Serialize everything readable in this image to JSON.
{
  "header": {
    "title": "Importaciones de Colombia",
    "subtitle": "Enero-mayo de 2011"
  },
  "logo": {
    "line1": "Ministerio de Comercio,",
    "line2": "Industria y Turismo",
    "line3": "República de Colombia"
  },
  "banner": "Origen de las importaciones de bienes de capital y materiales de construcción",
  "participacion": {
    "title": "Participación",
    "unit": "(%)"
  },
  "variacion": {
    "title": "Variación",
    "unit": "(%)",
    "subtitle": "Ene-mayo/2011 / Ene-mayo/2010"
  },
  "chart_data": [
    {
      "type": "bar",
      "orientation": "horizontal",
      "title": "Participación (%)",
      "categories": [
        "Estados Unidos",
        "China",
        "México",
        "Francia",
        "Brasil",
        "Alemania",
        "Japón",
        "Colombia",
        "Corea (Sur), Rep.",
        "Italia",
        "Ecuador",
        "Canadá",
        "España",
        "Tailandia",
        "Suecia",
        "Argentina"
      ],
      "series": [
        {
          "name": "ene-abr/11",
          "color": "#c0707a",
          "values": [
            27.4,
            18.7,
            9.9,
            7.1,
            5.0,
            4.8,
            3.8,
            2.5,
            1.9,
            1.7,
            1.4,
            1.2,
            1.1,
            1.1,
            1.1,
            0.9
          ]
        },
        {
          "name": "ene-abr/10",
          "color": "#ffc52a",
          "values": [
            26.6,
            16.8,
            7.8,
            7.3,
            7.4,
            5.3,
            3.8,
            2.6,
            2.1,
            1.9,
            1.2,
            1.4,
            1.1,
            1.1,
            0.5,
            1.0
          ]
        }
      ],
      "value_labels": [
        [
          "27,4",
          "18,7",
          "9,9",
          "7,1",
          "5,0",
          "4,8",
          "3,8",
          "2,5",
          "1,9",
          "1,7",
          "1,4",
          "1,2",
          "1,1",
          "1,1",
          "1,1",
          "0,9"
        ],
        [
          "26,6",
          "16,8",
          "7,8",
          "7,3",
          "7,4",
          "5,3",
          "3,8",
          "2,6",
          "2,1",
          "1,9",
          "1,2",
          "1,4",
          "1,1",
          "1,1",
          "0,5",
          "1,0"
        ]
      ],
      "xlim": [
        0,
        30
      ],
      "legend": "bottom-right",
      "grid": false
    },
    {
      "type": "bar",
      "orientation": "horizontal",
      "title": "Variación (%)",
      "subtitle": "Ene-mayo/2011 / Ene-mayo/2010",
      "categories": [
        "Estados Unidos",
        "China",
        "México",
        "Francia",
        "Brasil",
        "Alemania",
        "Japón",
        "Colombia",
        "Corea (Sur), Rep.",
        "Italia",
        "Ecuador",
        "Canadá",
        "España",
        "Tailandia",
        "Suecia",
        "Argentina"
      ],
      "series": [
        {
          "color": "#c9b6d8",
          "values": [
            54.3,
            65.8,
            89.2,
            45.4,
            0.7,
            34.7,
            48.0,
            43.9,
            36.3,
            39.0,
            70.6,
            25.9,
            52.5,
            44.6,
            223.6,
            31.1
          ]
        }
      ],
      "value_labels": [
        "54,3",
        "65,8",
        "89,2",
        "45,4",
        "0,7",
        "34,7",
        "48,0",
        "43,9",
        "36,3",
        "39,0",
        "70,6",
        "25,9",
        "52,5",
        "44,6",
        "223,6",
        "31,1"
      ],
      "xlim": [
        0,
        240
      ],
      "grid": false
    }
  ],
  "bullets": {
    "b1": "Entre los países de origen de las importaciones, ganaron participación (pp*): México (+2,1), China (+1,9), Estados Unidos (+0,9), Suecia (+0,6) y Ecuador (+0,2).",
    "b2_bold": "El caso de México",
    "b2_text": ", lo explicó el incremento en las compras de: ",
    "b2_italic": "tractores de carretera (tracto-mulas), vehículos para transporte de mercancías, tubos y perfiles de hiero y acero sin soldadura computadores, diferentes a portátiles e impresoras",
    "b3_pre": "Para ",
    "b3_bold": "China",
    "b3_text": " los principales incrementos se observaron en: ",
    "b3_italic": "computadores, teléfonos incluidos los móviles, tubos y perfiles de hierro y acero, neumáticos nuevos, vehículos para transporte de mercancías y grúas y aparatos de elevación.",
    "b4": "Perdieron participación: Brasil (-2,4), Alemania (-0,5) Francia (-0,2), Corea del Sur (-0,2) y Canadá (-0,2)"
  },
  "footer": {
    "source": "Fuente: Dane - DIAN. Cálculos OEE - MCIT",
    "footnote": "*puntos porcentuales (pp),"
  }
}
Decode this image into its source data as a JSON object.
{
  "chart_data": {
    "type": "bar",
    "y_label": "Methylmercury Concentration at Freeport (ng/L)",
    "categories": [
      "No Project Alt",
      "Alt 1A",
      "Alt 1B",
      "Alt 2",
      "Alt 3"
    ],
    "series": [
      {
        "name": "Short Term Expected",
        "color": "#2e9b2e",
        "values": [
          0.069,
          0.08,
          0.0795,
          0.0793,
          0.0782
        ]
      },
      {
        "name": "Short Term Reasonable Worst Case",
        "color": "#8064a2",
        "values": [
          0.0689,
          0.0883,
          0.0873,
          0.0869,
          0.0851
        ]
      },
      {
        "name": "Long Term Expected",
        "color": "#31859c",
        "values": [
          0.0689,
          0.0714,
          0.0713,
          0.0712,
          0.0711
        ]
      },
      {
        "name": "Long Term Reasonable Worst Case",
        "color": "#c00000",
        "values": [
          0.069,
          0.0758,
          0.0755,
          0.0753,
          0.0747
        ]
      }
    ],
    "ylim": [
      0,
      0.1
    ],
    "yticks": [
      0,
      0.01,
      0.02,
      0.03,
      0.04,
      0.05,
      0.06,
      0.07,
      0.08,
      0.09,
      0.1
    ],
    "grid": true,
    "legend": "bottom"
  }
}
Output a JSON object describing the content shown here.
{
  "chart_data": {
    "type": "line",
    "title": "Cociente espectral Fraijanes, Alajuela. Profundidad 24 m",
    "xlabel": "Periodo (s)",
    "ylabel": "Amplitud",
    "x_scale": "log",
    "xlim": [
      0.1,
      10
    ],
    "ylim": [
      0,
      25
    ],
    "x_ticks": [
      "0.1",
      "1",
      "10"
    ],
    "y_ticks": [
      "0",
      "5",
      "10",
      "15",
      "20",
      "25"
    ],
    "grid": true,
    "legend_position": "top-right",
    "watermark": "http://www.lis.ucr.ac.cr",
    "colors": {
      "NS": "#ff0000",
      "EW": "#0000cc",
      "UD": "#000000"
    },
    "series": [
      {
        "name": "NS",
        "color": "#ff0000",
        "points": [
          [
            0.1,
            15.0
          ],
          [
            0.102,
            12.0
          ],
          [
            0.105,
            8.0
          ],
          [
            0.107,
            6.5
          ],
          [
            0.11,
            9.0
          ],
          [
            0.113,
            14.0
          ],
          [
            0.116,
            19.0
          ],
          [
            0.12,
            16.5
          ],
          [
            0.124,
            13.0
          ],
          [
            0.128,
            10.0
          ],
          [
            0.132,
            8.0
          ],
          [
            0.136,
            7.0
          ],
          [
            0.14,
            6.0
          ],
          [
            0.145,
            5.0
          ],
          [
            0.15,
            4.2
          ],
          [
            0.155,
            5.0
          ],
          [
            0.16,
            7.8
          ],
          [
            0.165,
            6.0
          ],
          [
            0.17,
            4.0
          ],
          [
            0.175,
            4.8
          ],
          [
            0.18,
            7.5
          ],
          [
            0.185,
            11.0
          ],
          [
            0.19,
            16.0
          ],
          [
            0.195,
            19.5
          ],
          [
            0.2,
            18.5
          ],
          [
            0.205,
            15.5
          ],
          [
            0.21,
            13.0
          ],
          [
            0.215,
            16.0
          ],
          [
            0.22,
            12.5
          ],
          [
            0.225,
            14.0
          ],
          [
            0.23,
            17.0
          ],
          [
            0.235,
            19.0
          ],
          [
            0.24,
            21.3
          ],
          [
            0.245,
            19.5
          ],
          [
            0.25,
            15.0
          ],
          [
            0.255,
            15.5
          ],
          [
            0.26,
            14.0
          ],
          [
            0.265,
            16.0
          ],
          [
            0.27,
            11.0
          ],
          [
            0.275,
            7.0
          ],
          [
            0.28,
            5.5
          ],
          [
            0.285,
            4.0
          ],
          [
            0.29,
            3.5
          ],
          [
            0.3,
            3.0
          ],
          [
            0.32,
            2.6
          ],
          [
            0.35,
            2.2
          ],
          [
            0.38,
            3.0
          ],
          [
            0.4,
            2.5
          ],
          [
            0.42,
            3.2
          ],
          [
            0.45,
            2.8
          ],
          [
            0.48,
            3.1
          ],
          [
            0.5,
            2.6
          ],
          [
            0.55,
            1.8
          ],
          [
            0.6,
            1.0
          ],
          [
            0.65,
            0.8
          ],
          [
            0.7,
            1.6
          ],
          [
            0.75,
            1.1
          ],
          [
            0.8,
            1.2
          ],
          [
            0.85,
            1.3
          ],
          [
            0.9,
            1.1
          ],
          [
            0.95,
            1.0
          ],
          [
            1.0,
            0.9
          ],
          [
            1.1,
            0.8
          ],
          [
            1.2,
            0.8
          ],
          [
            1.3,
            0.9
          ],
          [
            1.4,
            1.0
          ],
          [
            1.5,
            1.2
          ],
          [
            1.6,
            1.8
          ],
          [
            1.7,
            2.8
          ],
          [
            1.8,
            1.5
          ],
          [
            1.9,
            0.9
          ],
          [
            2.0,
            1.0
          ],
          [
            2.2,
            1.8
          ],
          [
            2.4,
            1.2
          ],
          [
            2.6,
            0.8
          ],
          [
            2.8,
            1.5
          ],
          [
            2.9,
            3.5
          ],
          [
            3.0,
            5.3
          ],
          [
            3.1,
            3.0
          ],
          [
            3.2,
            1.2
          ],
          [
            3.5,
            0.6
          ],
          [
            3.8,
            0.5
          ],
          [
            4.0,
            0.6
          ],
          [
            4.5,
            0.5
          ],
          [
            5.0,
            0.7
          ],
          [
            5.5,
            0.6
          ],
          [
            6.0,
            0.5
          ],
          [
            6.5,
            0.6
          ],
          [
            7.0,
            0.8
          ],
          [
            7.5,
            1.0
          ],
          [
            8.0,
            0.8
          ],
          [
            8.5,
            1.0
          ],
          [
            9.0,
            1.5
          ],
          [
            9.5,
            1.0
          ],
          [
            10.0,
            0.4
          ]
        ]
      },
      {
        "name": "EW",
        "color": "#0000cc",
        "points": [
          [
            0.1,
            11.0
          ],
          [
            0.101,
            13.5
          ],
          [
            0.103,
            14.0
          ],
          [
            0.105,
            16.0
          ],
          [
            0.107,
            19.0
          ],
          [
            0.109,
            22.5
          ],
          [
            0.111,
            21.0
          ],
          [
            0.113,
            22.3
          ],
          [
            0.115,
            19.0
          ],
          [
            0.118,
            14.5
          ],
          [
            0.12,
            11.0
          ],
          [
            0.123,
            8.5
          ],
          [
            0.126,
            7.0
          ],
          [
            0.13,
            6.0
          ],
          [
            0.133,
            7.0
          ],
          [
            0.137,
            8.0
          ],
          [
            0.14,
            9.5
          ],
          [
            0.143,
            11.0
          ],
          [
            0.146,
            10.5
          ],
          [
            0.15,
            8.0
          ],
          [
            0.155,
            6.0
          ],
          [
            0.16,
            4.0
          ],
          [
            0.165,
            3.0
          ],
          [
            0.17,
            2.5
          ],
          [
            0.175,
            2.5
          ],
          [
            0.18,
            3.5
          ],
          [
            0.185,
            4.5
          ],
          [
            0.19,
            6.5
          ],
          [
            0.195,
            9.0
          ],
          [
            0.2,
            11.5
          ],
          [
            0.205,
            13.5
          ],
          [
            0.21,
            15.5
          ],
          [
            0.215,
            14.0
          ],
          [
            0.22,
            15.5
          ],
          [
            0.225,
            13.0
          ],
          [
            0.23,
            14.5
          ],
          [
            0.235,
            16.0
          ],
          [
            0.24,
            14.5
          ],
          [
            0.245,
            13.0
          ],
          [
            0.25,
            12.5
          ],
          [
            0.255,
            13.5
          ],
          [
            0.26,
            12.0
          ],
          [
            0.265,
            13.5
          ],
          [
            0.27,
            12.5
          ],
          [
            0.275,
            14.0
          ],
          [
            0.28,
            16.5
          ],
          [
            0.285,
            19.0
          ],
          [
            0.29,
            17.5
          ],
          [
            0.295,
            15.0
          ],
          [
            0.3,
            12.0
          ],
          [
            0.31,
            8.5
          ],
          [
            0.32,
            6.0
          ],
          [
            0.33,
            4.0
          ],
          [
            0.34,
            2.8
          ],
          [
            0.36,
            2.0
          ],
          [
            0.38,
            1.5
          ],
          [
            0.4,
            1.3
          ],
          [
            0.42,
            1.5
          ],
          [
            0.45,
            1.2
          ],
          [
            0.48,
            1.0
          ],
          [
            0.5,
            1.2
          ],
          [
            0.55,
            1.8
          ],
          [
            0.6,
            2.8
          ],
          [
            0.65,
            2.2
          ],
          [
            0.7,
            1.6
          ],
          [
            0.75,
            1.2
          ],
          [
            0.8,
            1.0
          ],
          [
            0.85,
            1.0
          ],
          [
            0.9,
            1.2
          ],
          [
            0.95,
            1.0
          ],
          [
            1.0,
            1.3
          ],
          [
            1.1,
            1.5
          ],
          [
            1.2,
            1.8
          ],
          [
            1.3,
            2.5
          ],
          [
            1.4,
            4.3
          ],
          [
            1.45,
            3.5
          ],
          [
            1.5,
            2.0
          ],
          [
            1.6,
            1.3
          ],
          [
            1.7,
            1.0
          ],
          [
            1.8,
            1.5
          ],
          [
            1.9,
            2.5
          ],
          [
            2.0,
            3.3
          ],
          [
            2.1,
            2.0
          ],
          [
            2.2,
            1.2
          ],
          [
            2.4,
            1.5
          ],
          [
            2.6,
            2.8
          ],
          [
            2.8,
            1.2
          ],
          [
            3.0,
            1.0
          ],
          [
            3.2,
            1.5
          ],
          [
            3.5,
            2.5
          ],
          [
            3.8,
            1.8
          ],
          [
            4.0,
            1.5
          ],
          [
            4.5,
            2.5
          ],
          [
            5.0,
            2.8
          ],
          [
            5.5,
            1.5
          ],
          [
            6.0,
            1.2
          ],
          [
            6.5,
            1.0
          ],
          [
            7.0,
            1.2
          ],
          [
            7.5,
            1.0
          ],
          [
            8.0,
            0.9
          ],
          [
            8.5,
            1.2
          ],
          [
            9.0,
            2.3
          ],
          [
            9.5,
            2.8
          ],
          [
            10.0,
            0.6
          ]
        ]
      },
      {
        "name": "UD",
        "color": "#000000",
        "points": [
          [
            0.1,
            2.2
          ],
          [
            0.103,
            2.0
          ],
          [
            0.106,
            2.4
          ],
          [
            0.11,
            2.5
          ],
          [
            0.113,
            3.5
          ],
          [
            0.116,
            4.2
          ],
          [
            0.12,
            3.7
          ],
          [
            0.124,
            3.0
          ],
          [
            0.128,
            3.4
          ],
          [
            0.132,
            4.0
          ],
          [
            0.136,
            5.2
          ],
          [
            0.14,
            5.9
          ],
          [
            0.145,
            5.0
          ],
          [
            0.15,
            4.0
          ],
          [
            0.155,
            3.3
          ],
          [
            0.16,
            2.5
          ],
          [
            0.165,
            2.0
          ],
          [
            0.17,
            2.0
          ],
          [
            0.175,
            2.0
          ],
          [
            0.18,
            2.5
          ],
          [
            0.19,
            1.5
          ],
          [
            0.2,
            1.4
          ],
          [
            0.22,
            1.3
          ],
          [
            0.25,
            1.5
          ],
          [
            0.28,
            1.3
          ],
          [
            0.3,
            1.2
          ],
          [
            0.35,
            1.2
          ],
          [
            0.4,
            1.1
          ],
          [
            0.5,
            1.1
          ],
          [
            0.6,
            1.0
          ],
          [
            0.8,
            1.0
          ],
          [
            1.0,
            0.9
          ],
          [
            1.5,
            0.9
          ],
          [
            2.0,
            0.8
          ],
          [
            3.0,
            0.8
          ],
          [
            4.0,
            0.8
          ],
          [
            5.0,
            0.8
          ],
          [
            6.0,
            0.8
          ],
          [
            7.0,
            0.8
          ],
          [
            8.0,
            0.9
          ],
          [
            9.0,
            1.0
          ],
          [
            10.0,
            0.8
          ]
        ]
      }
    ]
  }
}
* * *
Problem requirements »
Copy out every line from the data above that has "this" in it.

Response »
Serialize everything readable in this image to JSON.
Decode this image into its source data as a JSON object.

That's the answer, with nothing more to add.